- [本文抜粋]:
──────────

10日公示、22日投開票で実施される衆議院議員選挙(定数465=小選挙区289、比例区176)が政権交代選挙になるのか、「憲法9条」(戦争の放棄)を含む改憲勢力が衆議院で3分の2を維持するのか、自公による安倍政権5年の裁定とともに、国民が衆議院各党の勢力分布をどのような図式に塗り替えるのか、大きな意味を持つ選挙となる。
憲法改正については自民党が「自衛隊の憲法への明記」「緊急事態対応」「衆議院の合区解消」「教育無償化」を中心に「党内内外の十分な議論を踏まえて、憲法改正原案を国会に提案、発議、国民投票し、初めての憲法改正を目指します」と取り組む重要案件として公約の柱に組みこんだ。
「国民の幅広い理解を得て、改正をめざします」とは明記しているが、安倍政権のこれまでの世論二分の案件(安保法制、特定秘密保護法、テロ等準備罪などの法案審議)を踏まえれば、審議時間を持って十分な議論と判断し、審議を打ち切り、採決に入ることは容易に予測できる。
希望の党、立憲民主党など新たな政党がたちあがったことで浮動票がどう動くのか、安倍政権打倒では希望の党、立憲民主党、日本共産党、社会民主党などは共有しているが、小池百合子都知事率いる希望の党は安倍政権打倒後の自民党との連立に「結果次第」と否定していない。
小池代表は記者会見で「憲法改正議論を真正面から行うことが、国にとって必要ではないかと判断している」と語った。公約にも「憲法9条を含む憲法全体の見直しを与野党協議で進める。自衛隊の存在を憲法に位置付けることに、国民の理解が得られるか見極めたうえで判断する」と書き込んでいる。
日本維新の会は「時代の変化に合わせ、わが国が抱える具体的問題を解決するために改正する」とし、9条については明記していないが「教育無償化、統治機構改革、憲法裁判所の設置の3点に絞り込み、原案を取りまとめたので、衆参両院の憲法審査会をリードしていく」と改憲に積極的。
日本維新の会は憲法9条との関わりでは「現行の平和安全法制に違憲の疑いありと指摘されている点について、自国防衛を徹底する形で、あいまいな『存立危機事態』を限定する」とし「武力攻撃に至らない侵害、いわゆるグレーゾーン事態が発生した場合、警察機関及び自衛隊が状況に応じて切れ目なく迅速に対応ができるよう国境警備法を制定する」としている。
日本のこころは「日本への攻撃が行われる場合、攻撃を防ぐためには、先制して敵の発射基地を攻撃することが必要かつ効果的」とし「敵基地攻撃能力の保有」をあげているほか、重点政策筆頭に「自主憲法制定をめざす」としている。柱は「憲法上の天皇の位置付けを検討、国家緊急権に関する規定の整備、自衛のための戦力の保持、憲法改正発議要件の緩和」を特に列記。

──────────

- [提供資料]:
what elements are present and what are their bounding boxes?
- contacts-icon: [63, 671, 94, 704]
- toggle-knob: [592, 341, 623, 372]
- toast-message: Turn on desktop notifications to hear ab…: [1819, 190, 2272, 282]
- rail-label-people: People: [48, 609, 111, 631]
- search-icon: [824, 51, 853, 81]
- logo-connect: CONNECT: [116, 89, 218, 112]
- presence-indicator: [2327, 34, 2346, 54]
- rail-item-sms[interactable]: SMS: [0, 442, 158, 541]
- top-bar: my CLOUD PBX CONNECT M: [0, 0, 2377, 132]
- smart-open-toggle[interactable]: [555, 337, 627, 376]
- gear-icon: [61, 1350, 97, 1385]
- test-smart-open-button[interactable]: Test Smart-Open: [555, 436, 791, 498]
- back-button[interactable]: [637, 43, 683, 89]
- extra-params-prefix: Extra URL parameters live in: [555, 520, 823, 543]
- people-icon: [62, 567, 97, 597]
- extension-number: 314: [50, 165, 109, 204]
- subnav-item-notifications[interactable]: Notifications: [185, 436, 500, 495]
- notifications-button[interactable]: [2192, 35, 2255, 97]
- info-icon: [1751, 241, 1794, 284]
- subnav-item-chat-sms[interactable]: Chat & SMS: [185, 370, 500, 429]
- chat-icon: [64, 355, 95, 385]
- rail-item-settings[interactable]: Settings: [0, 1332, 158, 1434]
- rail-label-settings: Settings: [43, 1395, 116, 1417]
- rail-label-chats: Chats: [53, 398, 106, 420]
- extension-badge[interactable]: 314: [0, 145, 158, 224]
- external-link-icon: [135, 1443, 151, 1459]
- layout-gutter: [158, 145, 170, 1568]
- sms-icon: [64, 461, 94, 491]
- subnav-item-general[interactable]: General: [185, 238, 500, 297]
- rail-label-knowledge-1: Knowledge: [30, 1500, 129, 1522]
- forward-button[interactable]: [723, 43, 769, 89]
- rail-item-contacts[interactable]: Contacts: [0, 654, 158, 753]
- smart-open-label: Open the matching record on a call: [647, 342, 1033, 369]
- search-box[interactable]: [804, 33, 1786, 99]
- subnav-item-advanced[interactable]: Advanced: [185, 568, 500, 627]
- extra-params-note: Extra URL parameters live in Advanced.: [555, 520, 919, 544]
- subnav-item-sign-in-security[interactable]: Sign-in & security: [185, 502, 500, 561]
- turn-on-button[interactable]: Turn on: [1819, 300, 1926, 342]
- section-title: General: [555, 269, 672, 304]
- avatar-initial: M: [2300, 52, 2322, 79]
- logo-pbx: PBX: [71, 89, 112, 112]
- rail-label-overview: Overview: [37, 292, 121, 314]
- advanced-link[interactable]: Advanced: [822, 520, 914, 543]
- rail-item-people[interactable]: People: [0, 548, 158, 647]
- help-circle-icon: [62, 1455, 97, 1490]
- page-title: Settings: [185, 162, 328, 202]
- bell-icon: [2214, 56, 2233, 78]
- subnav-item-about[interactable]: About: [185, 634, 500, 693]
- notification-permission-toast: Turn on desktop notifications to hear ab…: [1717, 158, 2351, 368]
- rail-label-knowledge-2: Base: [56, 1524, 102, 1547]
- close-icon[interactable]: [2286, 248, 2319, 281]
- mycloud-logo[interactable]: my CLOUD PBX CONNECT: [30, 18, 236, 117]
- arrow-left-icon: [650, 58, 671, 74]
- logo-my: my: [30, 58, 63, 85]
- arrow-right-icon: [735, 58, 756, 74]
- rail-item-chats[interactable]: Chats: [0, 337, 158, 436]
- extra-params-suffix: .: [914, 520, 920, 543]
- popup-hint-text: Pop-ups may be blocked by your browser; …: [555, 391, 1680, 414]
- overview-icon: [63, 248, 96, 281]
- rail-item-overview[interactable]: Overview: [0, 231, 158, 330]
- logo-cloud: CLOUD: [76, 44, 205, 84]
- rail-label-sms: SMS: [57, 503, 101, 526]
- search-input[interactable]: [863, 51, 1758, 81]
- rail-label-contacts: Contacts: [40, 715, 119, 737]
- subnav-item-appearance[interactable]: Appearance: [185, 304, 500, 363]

──────────

- [課題内容]: 本文抜粋のうち「憲法改正については自民党が「」で始まり「判断する」と書き込んでいる。」で終わる箇所を、「希望の党」を「新党」に置き換えて書き直してください。

- [解答]:
憲法改正については自民党が「自衛隊の憲法への明記」「緊急事態対応」「衆議院の合区解消」「教育無償化」を中心に「党内内外の十分な議論を踏まえて、憲法改正原案を国会に提案、発議、国民投票し、初めての憲法改正を目指します」と取り組む重要案件として公約の柱に組みこんだ。
「国民の幅広い理解を得て、改正をめざします」とは明記しているが、安倍政権のこれまでの世論二分の案件(安保法制、特定秘密保護法、テロ等準備罪などの法案審議)を踏まえれば、審議時間を持って十分な議論と判断し、審議を打ち切り、採決に入ることは容易に予測できる。
新党、立憲民主党など新たな政党がたちあがったことで浮動票がどう動くのか、安倍政権打倒では新党、立憲民主党、日本共産党、社会民主党などは共有しているが、小池百合子都知事率いる新党は安倍政権打倒後の自民党との連立に「結果次第」と否定していない。
小池代表は記者会見で「憲法改正議論を真正面から行うことが、国にとって必要ではないかと判断している」と語った。公約にも「憲法9条を含む憲法全体の見直しを与野党協議で進める。自衛隊の存在を憲法に位置付けることに、国民の理解が得られるか見極めたうえで判断する」と書き込んでいる。